- Description of the task
Filter the records below and copy every line containing the word "企业名称".

- Exercise material
········

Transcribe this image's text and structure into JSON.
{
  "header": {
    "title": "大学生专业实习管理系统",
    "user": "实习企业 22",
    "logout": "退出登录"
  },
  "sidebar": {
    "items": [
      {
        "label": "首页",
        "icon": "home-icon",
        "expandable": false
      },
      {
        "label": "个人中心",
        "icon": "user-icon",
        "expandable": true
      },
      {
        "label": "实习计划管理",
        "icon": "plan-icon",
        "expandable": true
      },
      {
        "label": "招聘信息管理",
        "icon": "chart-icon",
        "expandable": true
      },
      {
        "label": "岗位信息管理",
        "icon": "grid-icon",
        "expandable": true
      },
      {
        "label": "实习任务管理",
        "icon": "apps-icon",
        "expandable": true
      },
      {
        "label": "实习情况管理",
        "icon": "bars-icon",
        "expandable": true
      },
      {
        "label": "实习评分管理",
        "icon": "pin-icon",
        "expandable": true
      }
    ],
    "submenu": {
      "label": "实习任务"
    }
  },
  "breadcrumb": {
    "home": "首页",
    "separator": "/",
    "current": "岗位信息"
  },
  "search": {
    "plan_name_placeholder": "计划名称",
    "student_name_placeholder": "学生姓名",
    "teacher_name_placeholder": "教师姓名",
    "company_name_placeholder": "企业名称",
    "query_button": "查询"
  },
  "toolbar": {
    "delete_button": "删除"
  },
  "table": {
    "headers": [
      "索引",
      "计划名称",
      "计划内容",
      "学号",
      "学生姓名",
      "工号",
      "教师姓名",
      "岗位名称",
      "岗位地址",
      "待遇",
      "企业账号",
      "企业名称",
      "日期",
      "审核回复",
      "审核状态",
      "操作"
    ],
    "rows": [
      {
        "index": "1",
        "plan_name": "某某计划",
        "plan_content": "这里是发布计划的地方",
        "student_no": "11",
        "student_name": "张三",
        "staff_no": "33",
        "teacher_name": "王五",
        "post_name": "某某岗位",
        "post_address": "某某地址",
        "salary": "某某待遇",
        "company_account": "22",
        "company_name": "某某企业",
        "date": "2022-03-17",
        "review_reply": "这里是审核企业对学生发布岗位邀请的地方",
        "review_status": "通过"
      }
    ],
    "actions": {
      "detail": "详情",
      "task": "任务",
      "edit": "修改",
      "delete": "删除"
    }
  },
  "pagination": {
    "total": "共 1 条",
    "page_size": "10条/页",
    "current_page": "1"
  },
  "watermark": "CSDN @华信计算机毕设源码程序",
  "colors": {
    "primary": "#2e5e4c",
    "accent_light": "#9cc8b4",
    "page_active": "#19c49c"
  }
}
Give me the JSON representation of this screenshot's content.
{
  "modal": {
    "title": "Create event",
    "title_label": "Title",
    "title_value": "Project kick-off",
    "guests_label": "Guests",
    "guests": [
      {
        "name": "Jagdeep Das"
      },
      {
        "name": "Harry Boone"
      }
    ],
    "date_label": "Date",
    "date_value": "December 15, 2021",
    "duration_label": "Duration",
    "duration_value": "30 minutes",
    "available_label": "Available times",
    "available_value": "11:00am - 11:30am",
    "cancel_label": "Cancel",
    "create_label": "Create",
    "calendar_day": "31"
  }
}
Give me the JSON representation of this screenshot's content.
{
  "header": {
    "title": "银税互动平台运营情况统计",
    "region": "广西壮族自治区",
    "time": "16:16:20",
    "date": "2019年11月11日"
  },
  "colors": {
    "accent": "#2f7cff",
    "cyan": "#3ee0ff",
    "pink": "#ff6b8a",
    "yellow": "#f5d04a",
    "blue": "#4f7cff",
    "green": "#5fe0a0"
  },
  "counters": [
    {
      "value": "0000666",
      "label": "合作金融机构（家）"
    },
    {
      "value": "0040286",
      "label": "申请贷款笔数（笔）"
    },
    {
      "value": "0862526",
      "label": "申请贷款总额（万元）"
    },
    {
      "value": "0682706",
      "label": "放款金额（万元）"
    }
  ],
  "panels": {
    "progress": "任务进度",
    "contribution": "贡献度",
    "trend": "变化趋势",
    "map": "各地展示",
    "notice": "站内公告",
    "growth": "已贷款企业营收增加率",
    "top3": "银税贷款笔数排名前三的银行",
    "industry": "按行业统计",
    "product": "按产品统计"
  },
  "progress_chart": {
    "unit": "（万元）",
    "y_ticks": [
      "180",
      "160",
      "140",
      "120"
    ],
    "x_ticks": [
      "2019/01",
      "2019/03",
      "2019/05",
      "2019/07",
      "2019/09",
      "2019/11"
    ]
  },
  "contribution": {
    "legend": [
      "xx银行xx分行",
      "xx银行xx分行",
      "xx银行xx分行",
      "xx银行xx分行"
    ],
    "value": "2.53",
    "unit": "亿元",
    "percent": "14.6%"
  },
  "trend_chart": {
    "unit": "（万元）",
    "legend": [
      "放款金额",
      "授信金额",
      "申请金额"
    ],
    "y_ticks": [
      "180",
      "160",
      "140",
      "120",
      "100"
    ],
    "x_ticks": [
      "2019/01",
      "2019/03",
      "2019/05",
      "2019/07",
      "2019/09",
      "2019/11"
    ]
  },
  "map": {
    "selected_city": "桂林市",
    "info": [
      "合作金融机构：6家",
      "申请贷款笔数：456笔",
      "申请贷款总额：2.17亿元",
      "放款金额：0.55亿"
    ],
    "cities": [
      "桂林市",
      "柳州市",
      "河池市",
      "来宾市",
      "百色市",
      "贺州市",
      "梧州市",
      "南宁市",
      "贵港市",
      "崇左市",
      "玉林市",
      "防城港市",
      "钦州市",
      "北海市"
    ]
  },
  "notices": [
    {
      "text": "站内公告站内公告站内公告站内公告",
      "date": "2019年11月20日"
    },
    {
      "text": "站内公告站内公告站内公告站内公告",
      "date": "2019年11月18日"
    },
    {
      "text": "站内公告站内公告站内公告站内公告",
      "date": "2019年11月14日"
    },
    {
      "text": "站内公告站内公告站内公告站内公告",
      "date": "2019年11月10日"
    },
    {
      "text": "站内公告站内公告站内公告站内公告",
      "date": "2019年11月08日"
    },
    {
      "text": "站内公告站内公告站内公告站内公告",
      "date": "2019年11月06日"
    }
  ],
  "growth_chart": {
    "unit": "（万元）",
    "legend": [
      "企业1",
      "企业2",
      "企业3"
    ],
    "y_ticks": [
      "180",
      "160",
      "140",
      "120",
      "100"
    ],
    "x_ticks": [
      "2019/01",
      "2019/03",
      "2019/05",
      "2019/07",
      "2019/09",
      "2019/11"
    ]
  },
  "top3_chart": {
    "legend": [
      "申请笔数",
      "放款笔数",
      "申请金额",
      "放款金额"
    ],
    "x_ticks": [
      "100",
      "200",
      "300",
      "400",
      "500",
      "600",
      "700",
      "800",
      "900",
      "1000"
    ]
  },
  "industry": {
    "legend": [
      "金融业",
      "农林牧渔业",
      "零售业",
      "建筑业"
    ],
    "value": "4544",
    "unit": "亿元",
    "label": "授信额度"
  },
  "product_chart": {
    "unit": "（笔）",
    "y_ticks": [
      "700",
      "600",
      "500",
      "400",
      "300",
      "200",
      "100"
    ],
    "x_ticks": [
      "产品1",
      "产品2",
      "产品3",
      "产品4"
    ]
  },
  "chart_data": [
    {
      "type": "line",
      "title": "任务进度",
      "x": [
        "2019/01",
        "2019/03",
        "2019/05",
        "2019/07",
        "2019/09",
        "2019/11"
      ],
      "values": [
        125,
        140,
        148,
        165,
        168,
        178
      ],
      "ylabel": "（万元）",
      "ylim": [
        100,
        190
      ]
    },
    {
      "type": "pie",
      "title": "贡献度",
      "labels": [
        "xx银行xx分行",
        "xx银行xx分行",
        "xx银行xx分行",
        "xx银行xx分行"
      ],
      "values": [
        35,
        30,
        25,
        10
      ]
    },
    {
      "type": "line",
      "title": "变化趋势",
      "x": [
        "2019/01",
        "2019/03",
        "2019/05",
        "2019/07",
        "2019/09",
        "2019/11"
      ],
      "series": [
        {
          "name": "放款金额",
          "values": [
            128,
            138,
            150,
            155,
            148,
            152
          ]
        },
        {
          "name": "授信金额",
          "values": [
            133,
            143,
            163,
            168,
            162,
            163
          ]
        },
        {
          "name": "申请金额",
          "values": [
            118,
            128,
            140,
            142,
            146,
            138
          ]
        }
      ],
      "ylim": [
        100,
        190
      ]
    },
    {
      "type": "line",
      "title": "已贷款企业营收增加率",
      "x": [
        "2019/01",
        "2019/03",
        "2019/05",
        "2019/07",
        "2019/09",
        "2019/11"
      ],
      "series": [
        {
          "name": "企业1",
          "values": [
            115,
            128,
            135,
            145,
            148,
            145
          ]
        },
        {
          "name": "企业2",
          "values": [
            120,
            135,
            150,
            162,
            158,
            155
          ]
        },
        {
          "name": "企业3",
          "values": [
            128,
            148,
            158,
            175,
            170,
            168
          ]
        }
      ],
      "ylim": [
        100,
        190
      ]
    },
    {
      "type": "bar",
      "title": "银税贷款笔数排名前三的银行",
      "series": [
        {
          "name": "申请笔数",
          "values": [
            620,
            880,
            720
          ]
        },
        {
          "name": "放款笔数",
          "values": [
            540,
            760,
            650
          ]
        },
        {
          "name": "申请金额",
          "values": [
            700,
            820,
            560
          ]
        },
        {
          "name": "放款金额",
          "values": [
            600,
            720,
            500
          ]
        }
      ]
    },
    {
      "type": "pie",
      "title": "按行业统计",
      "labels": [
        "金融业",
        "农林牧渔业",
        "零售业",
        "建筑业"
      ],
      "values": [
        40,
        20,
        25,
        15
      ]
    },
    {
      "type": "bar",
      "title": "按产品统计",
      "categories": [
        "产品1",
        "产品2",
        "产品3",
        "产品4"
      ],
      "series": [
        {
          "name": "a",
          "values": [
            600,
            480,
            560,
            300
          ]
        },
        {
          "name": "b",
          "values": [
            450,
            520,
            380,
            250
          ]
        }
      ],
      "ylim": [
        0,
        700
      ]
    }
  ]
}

········

- Finished answer
    "company_name_placeholder": "企业名称",
      "企业名称",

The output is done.